## Work to do
Print the records below exactly as they appear.

= = = = = = =

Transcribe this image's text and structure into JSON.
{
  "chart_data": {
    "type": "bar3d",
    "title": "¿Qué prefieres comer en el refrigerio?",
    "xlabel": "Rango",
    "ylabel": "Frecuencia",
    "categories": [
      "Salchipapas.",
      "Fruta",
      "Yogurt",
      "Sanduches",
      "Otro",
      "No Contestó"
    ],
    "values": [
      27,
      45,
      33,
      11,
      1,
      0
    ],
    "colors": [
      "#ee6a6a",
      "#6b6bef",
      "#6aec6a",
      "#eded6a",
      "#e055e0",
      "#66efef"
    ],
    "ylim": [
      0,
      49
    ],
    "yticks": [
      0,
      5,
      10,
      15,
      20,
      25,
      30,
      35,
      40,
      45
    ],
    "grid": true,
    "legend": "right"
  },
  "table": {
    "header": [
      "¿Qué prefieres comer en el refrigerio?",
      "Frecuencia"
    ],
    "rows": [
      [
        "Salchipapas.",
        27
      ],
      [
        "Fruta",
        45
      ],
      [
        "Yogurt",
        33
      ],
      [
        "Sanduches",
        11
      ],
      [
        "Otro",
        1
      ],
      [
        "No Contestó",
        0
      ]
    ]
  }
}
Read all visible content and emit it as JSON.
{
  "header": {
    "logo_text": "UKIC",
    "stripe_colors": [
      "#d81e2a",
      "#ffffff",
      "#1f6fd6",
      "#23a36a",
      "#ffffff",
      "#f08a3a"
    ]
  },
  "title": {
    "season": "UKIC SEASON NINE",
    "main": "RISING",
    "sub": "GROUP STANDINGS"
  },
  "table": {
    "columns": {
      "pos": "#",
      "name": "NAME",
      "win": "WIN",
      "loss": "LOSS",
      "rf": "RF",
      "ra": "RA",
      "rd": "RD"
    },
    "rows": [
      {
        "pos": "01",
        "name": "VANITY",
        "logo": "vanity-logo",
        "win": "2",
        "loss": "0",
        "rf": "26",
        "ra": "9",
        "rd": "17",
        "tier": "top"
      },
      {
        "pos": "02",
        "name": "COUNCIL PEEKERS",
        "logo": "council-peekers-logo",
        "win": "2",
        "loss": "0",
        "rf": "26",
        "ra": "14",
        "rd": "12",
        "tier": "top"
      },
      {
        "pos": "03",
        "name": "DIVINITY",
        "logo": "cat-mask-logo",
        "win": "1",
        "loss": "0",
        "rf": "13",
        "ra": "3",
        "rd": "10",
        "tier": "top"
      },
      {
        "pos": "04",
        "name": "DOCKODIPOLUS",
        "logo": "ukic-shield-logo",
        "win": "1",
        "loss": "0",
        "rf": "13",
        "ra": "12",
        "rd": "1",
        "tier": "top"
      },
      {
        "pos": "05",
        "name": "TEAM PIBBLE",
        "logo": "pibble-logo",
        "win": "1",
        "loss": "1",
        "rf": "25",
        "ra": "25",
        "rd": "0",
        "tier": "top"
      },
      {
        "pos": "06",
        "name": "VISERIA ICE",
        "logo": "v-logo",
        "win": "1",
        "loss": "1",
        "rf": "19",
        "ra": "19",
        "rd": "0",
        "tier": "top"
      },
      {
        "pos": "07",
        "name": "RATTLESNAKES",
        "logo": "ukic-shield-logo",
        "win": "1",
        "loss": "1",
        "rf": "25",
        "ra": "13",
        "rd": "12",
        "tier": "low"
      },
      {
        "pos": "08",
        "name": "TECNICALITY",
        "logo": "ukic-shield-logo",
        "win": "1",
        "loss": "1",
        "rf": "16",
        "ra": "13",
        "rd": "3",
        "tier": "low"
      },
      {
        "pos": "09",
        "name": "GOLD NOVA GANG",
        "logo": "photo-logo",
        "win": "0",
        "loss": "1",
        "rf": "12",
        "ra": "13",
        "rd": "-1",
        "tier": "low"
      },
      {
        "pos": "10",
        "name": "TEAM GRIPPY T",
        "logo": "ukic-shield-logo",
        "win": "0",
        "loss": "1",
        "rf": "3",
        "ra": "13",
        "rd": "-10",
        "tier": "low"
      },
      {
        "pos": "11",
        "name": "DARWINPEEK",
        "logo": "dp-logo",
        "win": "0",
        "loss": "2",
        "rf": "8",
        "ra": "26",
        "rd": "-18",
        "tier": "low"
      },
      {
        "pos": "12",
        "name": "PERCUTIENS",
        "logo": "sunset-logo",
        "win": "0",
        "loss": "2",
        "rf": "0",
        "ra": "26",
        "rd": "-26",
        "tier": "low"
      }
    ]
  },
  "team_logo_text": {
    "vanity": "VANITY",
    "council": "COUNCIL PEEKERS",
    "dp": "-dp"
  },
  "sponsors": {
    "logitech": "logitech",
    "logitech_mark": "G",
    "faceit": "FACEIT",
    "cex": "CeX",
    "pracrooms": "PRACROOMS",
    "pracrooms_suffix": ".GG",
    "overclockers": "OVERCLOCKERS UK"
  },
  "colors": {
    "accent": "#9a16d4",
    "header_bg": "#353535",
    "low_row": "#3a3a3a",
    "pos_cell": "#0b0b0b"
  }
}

= = = = = = =

## Solution to this exercise
Transcribe this image's text and structure into JSON.
{
  "chart_data": {
    "type": "bar3d",
    "title": "¿Qué prefieres comer en el refrigerio?",
    "xlabel": "Rango",
    "ylabel": "Frecuencia",
    "categories": [
      "Salchipapas.",
      "Fruta",
      "Yogurt",
      "Sanduches",
      "Otro",
      "No Contestó"
    ],
    "values": [
      27,
      45,
      33,
      11,
      1,
      0
    ],
    "colors": [
      "#ee6a6a",
      "#6b6bef",
      "#6aec6a",
      "#eded6a",
      "#e055e0",
      "#66efef"
    ],
    "ylim": [
      0,
      49
    ],
    "yticks": [
      0,
      5,
      10,
      15,
      20,
      25,
      30,
      35,
      40,
      45
    ],
    "grid": true,
    "legend": "right"
  },
  "table": {
    "header": [
      "¿Qué prefieres comer en el refrigerio?",
      "Frecuencia"
    ],
    "rows": [
      [
        "Salchipapas.",
        27
      ],
      [
        "Fruta",
        45
      ],
      [
        "Yogurt",
        33
      ],
      [
        "Sanduches",
        11
      ],
      [
        "Otro",
        1
      ],
      [
        "No Contestó",
        0
      ]
    ]
  }
}
Read all visible content and emit it as JSON.
{
  "header": {
    "logo_text": "UKIC",
    "stripe_colors": [
      "#d81e2a",
      "#ffffff",
      "#1f6fd6",
      "#23a36a",
      "#ffffff",
      "#f08a3a"
    ]
  },
  "title": {
    "season": "UKIC SEASON NINE",
    "main": "RISING",
    "sub": "GROUP STANDINGS"
  },
  "table": {
    "columns": {
      "pos": "#",
      "name": "NAME",
      "win": "WIN",
      "loss": "LOSS",
      "rf": "RF",
      "ra": "RA",
      "rd": "RD"
    },
    "rows": [
      {
        "pos": "01",
        "name": "VANITY",
        "logo": "vanity-logo",
        "win": "2",
        "loss": "0",
        "rf": "26",
        "ra": "9",
        "rd": "17",
        "tier": "top"
      },
      {
        "pos": "02",
        "name": "COUNCIL PEEKERS",
        "logo": "council-peekers-logo",
        "win": "2",
        "loss": "0",
        "rf": "26",
        "ra": "14",
        "rd": "12",
        "tier": "top"
      },
      {
        "pos": "03",
        "name": "DIVINITY",
        "logo": "cat-mask-logo",
        "win": "1",
        "loss": "0",
        "rf": "13",
        "ra": "3",
        "rd": "10",
        "tier": "top"
      },
      {
        "pos": "04",
        "name": "DOCKODIPOLUS",
        "logo": "ukic-shield-logo",
        "win": "1",
        "loss": "0",
        "rf": "13",
        "ra": "12",
        "rd": "1",
        "tier": "top"
      },
      {
        "pos": "05",
        "name": "TEAM PIBBLE",
        "logo": "pibble-logo",
        "win": "1",
        "loss": "1",
        "rf": "25",
        "ra": "25",
        "rd": "0",
        "tier": "top"
      },
      {
        "pos": "06",
        "name": "VISERIA ICE",
        "logo": "v-logo",
        "win": "1",
        "loss": "1",
        "rf": "19",
        "ra": "19",
        "rd": "0",
        "tier": "top"
      },
      {
        "pos": "07",
        "name": "RATTLESNAKES",
        "logo": "ukic-shield-logo",
        "win": "1",
        "loss": "1",
        "rf": "25",
        "ra": "13",
        "rd": "12",
        "tier": "low"
      },
      {
        "pos": "08",
        "name": "TECNICALITY",
        "logo": "ukic-shield-logo",
        "win": "1",
        "loss": "1",
        "rf": "16",
        "ra": "13",
        "rd": "3",
        "tier": "low"
      },
      {
        "pos": "09",
        "name": "GOLD NOVA GANG",
        "logo": "photo-logo",
        "win": "0",
        "loss": "1",
        "rf": "12",
        "ra": "13",
        "rd": "-1",
        "tier": "low"
      },
      {
        "pos": "10",
        "name": "TEAM GRIPPY T",
        "logo": "ukic-shield-logo",
        "win": "0",
        "loss": "1",
        "rf": "3",
        "ra": "13",
        "rd": "-10",
        "tier": "low"
      },
      {
        "pos": "11",
        "name": "DARWINPEEK",
        "logo": "dp-logo",
        "win": "0",
        "loss": "2",
        "rf": "8",
        "ra": "26",
        "rd": "-18",
        "tier": "low"
      },
      {
        "pos": "12",
        "name": "PERCUTIENS",
        "logo": "sunset-logo",
        "win": "0",
        "loss": "2",
        "rf": "0",
        "ra": "26",
        "rd": "-26",
        "tier": "low"
      }
    ]
  },
  "team_logo_text": {
    "vanity": "VANITY",
    "council": "COUNCIL PEEKERS",
    "dp": "-dp"
  },
  "sponsors": {
    "logitech": "logitech",
    "logitech_mark": "G",
    "faceit": "FACEIT",
    "cex": "CeX",
    "pracrooms": "PRACROOMS",
    "pracrooms_suffix": ".GG",
    "overclockers": "OVERCLOCKERS UK"
  },
  "colors": {
    "accent": "#9a16d4",
    "header_bg": "#353535",
    "low_row": "#3a3a3a",
    "pos_cell": "#0b0b0b"
  }
}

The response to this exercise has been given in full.